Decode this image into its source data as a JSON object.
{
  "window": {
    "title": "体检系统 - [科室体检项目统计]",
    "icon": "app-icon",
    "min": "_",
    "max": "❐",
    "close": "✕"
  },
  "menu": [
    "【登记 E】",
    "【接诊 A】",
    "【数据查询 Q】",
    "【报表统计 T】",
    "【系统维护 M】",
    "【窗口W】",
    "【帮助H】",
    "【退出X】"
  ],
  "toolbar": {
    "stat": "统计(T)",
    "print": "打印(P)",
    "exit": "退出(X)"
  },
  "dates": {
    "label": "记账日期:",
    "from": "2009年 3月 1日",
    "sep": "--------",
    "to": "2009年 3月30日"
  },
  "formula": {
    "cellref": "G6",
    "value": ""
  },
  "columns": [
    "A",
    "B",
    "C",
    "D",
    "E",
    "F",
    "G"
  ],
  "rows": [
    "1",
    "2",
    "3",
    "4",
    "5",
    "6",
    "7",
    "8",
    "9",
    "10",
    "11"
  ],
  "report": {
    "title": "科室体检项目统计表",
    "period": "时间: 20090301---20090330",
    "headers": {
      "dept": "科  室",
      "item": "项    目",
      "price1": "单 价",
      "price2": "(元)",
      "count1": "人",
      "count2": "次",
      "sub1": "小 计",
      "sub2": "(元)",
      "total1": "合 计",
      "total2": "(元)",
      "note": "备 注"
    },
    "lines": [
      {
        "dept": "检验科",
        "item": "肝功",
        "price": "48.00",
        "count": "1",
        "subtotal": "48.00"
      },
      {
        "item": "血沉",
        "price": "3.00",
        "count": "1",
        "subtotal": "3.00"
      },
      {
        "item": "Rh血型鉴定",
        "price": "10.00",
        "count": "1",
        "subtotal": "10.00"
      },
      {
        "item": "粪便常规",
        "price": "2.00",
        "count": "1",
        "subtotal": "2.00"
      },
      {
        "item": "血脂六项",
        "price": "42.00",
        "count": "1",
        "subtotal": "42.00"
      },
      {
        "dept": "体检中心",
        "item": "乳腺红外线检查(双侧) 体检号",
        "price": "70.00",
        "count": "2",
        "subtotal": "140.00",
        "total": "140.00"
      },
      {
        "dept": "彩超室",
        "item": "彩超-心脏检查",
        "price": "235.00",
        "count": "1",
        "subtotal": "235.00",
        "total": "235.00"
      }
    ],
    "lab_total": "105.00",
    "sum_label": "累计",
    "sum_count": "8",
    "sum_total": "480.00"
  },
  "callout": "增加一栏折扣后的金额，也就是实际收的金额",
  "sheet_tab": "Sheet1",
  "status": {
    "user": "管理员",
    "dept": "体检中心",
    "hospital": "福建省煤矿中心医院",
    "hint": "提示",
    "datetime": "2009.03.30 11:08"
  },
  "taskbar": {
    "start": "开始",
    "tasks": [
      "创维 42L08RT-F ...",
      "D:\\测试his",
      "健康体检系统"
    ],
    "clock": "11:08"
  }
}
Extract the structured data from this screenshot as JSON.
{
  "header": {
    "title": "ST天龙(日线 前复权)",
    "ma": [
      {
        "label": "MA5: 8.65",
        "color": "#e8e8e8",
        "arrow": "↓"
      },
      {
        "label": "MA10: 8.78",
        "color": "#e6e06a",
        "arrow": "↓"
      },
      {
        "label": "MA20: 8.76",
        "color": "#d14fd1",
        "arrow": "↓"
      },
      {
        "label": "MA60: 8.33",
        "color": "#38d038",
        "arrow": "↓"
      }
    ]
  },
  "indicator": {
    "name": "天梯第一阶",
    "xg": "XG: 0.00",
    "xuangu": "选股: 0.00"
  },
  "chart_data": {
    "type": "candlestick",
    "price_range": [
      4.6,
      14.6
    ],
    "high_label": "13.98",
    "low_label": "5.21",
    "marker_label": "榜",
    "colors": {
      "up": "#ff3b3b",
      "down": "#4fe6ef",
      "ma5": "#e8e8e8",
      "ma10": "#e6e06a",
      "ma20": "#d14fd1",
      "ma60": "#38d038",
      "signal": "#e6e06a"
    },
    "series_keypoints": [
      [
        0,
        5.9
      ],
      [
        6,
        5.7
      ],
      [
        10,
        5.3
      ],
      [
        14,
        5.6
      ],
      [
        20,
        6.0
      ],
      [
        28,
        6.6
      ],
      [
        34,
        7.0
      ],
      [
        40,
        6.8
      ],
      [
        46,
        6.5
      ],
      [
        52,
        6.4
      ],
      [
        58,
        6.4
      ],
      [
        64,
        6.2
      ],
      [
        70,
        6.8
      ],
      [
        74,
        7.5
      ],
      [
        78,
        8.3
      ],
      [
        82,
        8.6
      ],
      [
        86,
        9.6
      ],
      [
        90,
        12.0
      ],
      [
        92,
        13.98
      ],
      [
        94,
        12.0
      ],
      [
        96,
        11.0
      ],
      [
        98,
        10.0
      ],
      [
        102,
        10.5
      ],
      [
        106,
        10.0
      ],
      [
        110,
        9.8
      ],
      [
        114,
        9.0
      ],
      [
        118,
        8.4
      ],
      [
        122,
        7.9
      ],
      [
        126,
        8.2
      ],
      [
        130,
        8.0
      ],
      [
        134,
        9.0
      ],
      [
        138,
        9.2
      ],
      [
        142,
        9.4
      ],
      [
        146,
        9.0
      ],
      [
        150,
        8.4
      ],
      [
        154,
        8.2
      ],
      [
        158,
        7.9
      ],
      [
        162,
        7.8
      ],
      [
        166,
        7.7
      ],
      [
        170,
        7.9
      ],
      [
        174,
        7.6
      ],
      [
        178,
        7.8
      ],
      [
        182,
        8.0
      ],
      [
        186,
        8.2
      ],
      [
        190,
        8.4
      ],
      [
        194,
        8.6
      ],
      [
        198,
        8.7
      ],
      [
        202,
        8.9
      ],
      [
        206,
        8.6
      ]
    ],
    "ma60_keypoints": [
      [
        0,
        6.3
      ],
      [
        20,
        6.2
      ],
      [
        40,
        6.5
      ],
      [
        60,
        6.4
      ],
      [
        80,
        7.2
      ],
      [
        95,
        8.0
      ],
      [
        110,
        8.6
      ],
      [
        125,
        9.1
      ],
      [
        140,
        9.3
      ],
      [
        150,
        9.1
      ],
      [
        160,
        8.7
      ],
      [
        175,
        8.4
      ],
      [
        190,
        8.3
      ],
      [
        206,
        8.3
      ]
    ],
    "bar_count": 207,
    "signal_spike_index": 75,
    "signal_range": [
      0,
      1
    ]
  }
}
# # # # #
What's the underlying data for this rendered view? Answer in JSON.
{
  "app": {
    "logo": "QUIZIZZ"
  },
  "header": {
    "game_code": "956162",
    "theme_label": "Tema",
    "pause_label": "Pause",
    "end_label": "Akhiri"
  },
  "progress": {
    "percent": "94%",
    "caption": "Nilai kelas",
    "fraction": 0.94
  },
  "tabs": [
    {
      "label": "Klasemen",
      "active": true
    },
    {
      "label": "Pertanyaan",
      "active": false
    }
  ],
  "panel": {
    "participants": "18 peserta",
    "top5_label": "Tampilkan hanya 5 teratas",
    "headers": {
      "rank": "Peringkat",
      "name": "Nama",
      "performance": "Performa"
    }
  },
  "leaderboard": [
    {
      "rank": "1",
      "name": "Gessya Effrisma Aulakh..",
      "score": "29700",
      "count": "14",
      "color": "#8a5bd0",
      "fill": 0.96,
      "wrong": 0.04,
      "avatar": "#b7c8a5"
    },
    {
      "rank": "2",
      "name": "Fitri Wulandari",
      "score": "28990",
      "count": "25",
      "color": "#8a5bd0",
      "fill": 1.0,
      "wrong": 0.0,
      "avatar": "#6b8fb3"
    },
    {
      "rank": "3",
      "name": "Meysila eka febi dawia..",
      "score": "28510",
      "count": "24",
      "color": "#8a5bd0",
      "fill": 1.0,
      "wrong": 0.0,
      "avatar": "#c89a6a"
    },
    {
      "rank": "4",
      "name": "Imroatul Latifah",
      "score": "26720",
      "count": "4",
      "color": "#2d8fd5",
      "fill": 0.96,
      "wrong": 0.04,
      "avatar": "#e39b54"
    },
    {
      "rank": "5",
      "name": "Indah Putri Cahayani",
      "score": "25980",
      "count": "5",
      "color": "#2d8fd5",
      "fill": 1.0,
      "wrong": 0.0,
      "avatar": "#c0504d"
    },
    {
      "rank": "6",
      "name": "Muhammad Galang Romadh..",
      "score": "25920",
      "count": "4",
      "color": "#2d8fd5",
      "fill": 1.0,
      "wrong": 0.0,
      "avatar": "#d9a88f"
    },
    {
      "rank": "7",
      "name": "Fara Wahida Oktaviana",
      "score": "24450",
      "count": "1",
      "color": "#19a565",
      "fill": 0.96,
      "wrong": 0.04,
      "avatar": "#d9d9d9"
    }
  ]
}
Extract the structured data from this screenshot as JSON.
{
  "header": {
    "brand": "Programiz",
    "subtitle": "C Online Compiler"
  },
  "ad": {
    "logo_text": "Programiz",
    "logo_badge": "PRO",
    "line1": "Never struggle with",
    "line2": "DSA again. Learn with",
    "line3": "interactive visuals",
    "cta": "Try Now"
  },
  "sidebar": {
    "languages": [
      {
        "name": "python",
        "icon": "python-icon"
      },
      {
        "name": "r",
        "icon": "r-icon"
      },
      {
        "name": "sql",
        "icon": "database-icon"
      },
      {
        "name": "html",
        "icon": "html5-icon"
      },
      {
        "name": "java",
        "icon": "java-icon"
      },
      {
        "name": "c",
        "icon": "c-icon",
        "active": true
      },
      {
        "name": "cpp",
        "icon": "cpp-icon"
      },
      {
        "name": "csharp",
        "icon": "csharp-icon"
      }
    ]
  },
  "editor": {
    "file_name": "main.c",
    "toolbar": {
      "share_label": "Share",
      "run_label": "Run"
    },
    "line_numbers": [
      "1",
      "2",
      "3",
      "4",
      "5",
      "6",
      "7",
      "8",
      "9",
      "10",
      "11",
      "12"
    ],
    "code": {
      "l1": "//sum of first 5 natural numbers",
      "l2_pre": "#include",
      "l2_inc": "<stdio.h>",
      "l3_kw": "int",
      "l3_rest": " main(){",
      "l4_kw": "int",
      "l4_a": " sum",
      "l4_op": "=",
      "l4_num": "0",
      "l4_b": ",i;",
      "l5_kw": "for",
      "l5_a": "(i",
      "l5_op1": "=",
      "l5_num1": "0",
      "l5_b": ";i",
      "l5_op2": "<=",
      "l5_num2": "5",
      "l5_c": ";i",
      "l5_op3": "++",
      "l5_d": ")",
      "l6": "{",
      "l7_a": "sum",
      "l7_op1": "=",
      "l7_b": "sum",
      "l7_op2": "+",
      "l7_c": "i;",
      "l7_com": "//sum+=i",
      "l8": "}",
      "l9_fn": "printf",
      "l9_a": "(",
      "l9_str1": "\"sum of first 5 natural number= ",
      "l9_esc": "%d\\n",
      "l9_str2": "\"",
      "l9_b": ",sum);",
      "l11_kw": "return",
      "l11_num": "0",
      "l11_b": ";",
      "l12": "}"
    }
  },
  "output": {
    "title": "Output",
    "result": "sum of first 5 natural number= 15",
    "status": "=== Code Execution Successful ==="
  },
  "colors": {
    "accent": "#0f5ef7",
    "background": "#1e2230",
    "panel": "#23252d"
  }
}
# # # # #
* DIRECTIONS
From the data above, copy out every line with the string "rank" in it.

* SOLUTION
      "rank": "Peringkat",
      "rank": "1",
      "rank": "2",
      "rank": "3",
      "rank": "4",
      "rank": "5",
      "rank": "6",
      "rank": "7",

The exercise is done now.